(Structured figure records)
┄┄┄┄┄┄┄┄┄┄

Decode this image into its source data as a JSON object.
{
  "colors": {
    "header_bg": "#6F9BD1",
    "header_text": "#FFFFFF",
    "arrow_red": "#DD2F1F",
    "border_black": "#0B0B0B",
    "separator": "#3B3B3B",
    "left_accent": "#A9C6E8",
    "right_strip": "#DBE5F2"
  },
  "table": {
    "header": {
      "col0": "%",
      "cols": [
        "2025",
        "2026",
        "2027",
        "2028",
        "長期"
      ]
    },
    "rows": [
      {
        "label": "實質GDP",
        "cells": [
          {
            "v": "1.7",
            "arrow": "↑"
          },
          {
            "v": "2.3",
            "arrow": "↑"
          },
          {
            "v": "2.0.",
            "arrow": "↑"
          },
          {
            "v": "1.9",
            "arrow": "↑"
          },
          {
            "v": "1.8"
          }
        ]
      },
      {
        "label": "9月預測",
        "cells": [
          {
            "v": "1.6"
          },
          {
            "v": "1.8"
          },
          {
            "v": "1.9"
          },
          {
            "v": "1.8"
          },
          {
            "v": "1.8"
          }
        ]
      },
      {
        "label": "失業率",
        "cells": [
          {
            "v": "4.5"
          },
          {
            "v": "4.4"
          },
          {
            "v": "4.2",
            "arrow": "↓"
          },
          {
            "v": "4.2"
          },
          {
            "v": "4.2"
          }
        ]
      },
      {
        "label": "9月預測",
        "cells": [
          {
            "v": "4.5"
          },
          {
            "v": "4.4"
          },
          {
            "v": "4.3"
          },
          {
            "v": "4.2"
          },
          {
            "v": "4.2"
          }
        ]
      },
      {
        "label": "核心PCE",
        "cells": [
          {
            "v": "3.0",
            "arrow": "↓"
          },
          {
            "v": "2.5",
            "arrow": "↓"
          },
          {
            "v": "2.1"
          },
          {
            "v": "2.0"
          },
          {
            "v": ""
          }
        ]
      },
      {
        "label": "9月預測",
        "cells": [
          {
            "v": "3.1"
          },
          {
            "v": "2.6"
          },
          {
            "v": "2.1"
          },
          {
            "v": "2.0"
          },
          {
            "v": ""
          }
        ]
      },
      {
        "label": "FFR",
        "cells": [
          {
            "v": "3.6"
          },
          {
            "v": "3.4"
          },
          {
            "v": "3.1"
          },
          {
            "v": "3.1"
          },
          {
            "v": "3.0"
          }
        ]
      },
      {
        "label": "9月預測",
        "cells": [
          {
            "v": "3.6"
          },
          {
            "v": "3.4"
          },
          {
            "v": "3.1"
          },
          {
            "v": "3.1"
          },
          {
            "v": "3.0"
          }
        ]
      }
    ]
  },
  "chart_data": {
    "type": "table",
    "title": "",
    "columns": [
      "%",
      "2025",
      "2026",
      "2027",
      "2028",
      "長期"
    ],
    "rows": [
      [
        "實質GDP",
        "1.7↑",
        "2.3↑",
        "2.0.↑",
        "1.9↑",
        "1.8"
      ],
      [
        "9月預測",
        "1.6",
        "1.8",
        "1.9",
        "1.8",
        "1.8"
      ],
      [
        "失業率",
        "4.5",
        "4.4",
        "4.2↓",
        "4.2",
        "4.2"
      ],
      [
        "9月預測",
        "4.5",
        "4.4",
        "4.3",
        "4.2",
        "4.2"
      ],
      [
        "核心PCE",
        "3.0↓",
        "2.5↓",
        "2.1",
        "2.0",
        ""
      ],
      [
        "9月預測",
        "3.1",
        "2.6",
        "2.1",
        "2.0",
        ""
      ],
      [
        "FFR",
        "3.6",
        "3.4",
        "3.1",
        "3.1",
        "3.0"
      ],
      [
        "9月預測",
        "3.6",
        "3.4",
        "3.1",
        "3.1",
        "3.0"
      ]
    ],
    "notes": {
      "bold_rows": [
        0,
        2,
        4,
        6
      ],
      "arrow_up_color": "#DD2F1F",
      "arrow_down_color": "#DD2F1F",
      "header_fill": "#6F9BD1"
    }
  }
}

┄┄┄┄┄┄┄┄┄┄

(WHAT THIS TASK INVOLVES) Repeat every entry exactly, please.

(ANSWER TO THIS PROBLEM)
Decode this image into its source data as a JSON object.
{
  "colors": {
    "header_bg": "#6F9BD1",
    "header_text": "#FFFFFF",
    "arrow_red": "#DD2F1F",
    "border_black": "#0B0B0B",
    "separator": "#3B3B3B",
    "left_accent": "#A9C6E8",
    "right_strip": "#DBE5F2"
  },
  "table": {
    "header": {
      "col0": "%",
      "cols": [
        "2025",
        "2026",
        "2027",
        "2028",
        "長期"
      ]
    },
    "rows": [
      {
        "label": "實質GDP",
        "cells": [
          {
            "v": "1.7",
            "arrow": "↑"
          },
          {
            "v": "2.3",
            "arrow": "↑"
          },
          {
            "v": "2.0.",
            "arrow": "↑"
          },
          {
            "v": "1.9",
            "arrow": "↑"
          },
          {
            "v": "1.8"
          }
        ]
      },
      {
        "label": "9月預測",
        "cells": [
          {
            "v": "1.6"
          },
          {
            "v": "1.8"
          },
          {
            "v": "1.9"
          },
          {
            "v": "1.8"
          },
          {
            "v": "1.8"
          }
        ]
      },
      {
        "label": "失業率",
        "cells": [
          {
            "v": "4.5"
          },
          {
            "v": "4.4"
          },
          {
            "v": "4.2",
            "arrow": "↓"
          },
          {
            "v": "4.2"
          },
          {
            "v": "4.2"
          }
        ]
      },
      {
        "label": "9月預測",
        "cells": [
          {
            "v": "4.5"
          },
          {
            "v": "4.4"
          },
          {
            "v": "4.3"
          },
          {
            "v": "4.2"
          },
          {
            "v": "4.2"
          }
        ]
      },
      {
        "label": "核心PCE",
        "cells": [
          {
            "v": "3.0",
            "arrow": "↓"
          },
          {
            "v": "2.5",
            "arrow": "↓"
          },
          {
            "v": "2.1"
          },
          {
            "v": "2.0"
          },
          {
            "v": ""
          }
        ]
      },
      {
        "label": "9月預測",
        "cells": [
          {
            "v": "3.1"
          },
          {
            "v": "2.6"
          },
          {
            "v": "2.1"
          },
          {
            "v": "2.0"
          },
          {
            "v": ""
          }
        ]
      },
      {
        "label": "FFR",
        "cells": [
          {
            "v": "3.6"
          },
          {
            "v": "3.4"
          },
          {
            "v": "3.1"
          },
          {
            "v": "3.1"
          },
          {
            "v": "3.0"
          }
        ]
      },
      {
        "label": "9月預測",
        "cells": [
          {
            "v": "3.6"
          },
          {
            "v": "3.4"
          },
          {
            "v": "3.1"
          },
          {
            "v": "3.1"
          },
          {
            "v": "3.0"
          }
        ]
      }
    ]
  },
  "chart_data": {
    "type": "table",
    "title": "",
    "columns": [
      "%",
      "2025",
      "2026",
      "2027",
      "2028",
      "長期"
    ],
    "rows": [
      [
        "實質GDP",
        "1.7↑",
        "2.3↑",
        "2.0.↑",
        "1.9↑",
        "1.8"
      ],
      [
        "9月預測",
        "1.6",
        "1.8",
        "1.9",
        "1.8",
        "1.8"
      ],
      [
        "失業率",
        "4.5",
        "4.4",
        "4.2↓",
        "4.2",
        "4.2"
      ],
      [
        "9月預測",
        "4.5",
        "4.4",
        "4.3",
        "4.2",
        "4.2"
      ],
      [
        "核心PCE",
        "3.0↓",
        "2.5↓",
        "2.1",
        "2.0",
        ""
      ],
      [
        "9月預測",
        "3.1",
        "2.6",
        "2.1",
        "2.0",
        ""
      ],
      [
        "FFR",
        "3.6",
        "3.4",
        "3.1",
        "3.1",
        "3.0"
      ],
      [
        "9月預測",
        "3.6",
        "3.4",
        "3.1",
        "3.1",
        "3.0"
      ]
    ],
    "notes": {
      "bold_rows": [
        0,
        2,
        4,
        6
      ],
      "arrow_up_color": "#DD2F1F",
      "arrow_down_color": "#DD2F1F",
      "header_fill": "#6F9BD1"
    }
  }
}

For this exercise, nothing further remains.